▸ Records for the task:

☆ ☆ ☆ ☆

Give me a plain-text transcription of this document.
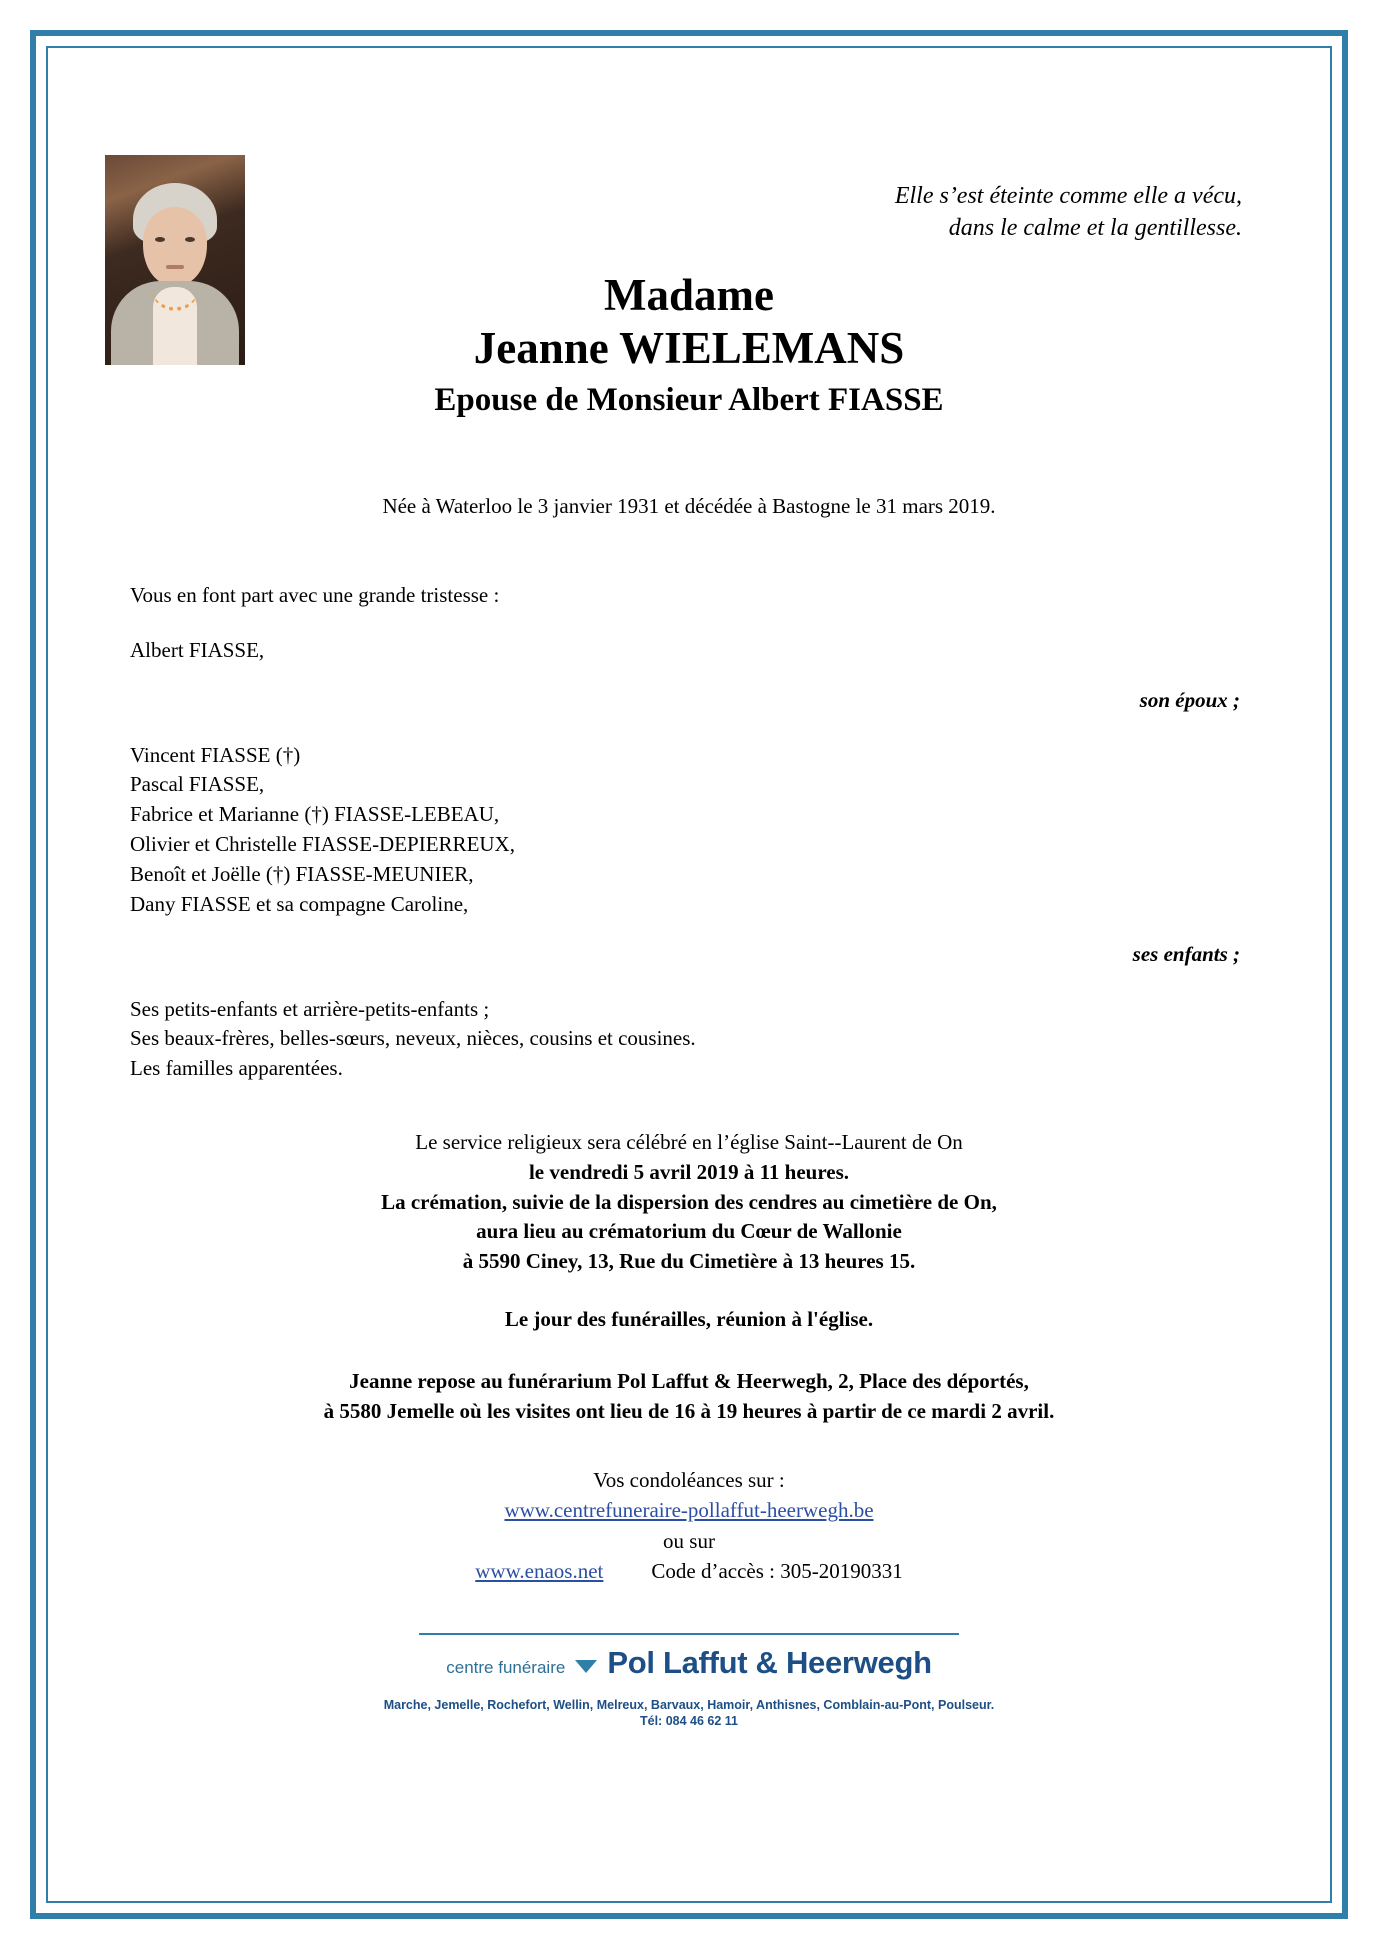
Elle s’est éteinte comme elle a vécu,
dans le calme et la gentillesse.
Madame
Jeanne WIELEMANS
Epouse de Monsieur Albert FIASSE
Née à Waterloo le 3 janvier 1931 et décédée à Bastogne le 31 mars 2019.
Vous en font part avec une grande tristesse :
Albert FIASSE,
son époux ;
Vincent FIASSE (†)
Pascal FIASSE,
Fabrice et Marianne (†) FIASSE-LEBEAU,
Olivier et Christelle FIASSE-DEPIERREUX,
Benoît et Joëlle (†) FIASSE-MEUNIER,
Dany FIASSE et sa compagne Caroline,
ses enfants ;
Ses petits-enfants et arrière-petits-enfants ;
Ses beaux-frères, belles-sœurs, neveux, nièces, cousins et cousines.
Les familles apparentées.
Le service religieux sera célébré en l’église Saint--Laurent de On
le vendredi 5 avril 2019 à 11 heures.
La crémation, suivie de la dispersion des cendres au cimetière de On,
aura lieu au crématorium du Cœur de Wallonie
à 5590 Ciney, 13, Rue du Cimetière à 13 heures 15.
Le jour des funérailles, réunion à l'église.
Jeanne repose au funérarium Pol Laffut & Heerwegh, 2, Place des déportés,
à 5580 Jemelle où les visites ont lieu de 16 à 19 heures à partir de ce mardi 2 avril.
Vos condoléances sur :
www.centrefuneraire-pollaffut-heerwegh.be
ou sur
www.enaos.net Code d’accès : 305-20190331
centre funéraire Pol Laffut & Heerwegh
Marche, Jemelle, Rochefort, Wellin, Melreux, Barvaux, Hamoir, Anthisnes, Comblain-au-Pont, Poulseur.
Tél: 084 46 62 11
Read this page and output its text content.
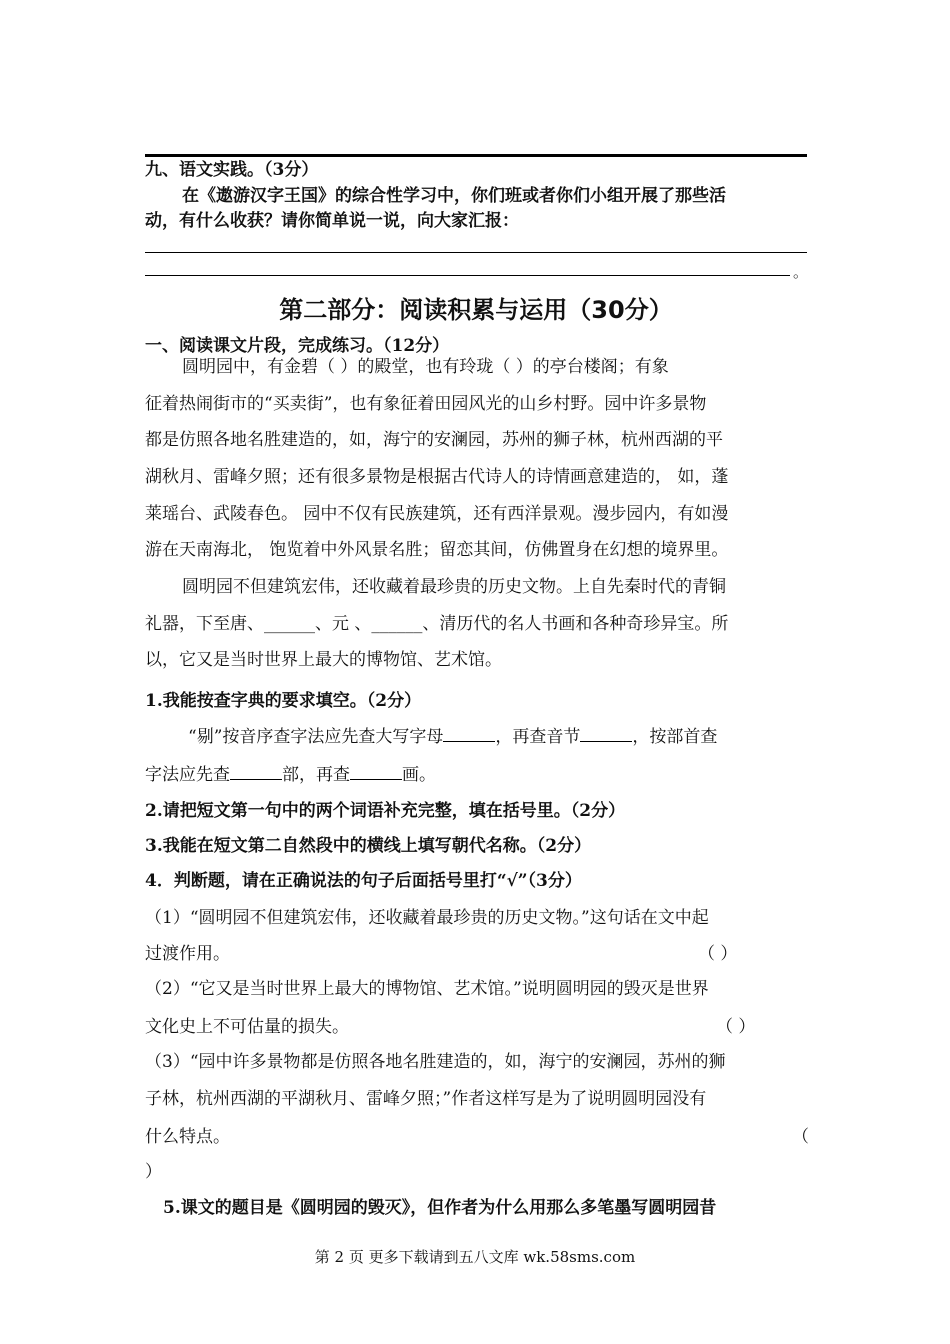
九、语文实践。（3分）
在《遨游汉字王国》的综合性学习中，你们班或者你们小组开展了那些活
动，有什么收获？请你简单说一说，向大家汇报：
。
第二部分：阅读积累与运用（30分）
一、阅读课文片段，完成练习。（12分）
圆明园中，有金碧（ ）的殿堂，也有玲珑（ ）的亭台楼阁；有象
征着热闹街市的“买卖街”，也有象征着田园风光的山乡村野。园中许多景物
都是仿照各地名胜建造的，如，海宁的安澜园，苏州的狮子林，杭州西湖的平
湖秋月、雷峰夕照；还有很多景物是根据古代诗人的诗情画意建造的， 如，蓬
莱瑶台、武陵春色。 园中不仅有民族建筑，还有西洋景观。漫步园内，有如漫
游在天南海北， 饱览着中外风景名胜；留恋其间，仿佛置身在幻想的境界里。
圆明园不但建筑宏伟，还收藏着最珍贵的历史文物。上自先秦时代的青铜
礼器，下至唐、______、元 、______、清历代的名人书画和各种奇珍异宝。所
以，它又是当时世界上最大的博物馆、艺术馆。
1.我能按查字典的要求填空。（2分）
“剔”按音序查字法应先查大写字母	，再查音节	，按部首查
字法应先查	部，再查	画。
2.请把短文第一句中的两个词语补充完整，填在括号里。（2分）
3.我能在短文第二自然段中的横线上填写朝代名称。（2分）
4．判断题，请在正确说法的句子后面括号里打“√”（3分）
（1）“圆明园不但建筑宏伟，还收藏着最珍贵的历史文物。”这句话在文中起
过渡作用。	（ ）
（2）“它又是当时世界上最大的博物馆、艺术馆。”说明圆明园的毁灭是世界
文化史上不可估量的损失。	（ ）
（3）“园中许多景物都是仿照各地名胜建造的，如，海宁的安澜园，苏州的狮
子林，杭州西湖的平湖秋月、雷峰夕照；”作者这样写是为了说明圆明园没有
什么特点。	（
）
5.课文的题目是《圆明园的毁灭》，但作者为什么用那么多笔墨写圆明园昔
第 2 页 更多下载请到五八文库 wk.58sms.com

☆ ☆ ☆ ☆

▸ The problem: Filter the data, keeping only the lines that contain "heures".

▸ Result:
le vendredi 5 avril 2019 à 11 heures.
à 5590 Ciney, 13, Rue du Cimetière à 13 heures 15.
à 5580 Jemelle où les visites ont lieu de 16 à 19 heures à partir de ce mardi 2 avril.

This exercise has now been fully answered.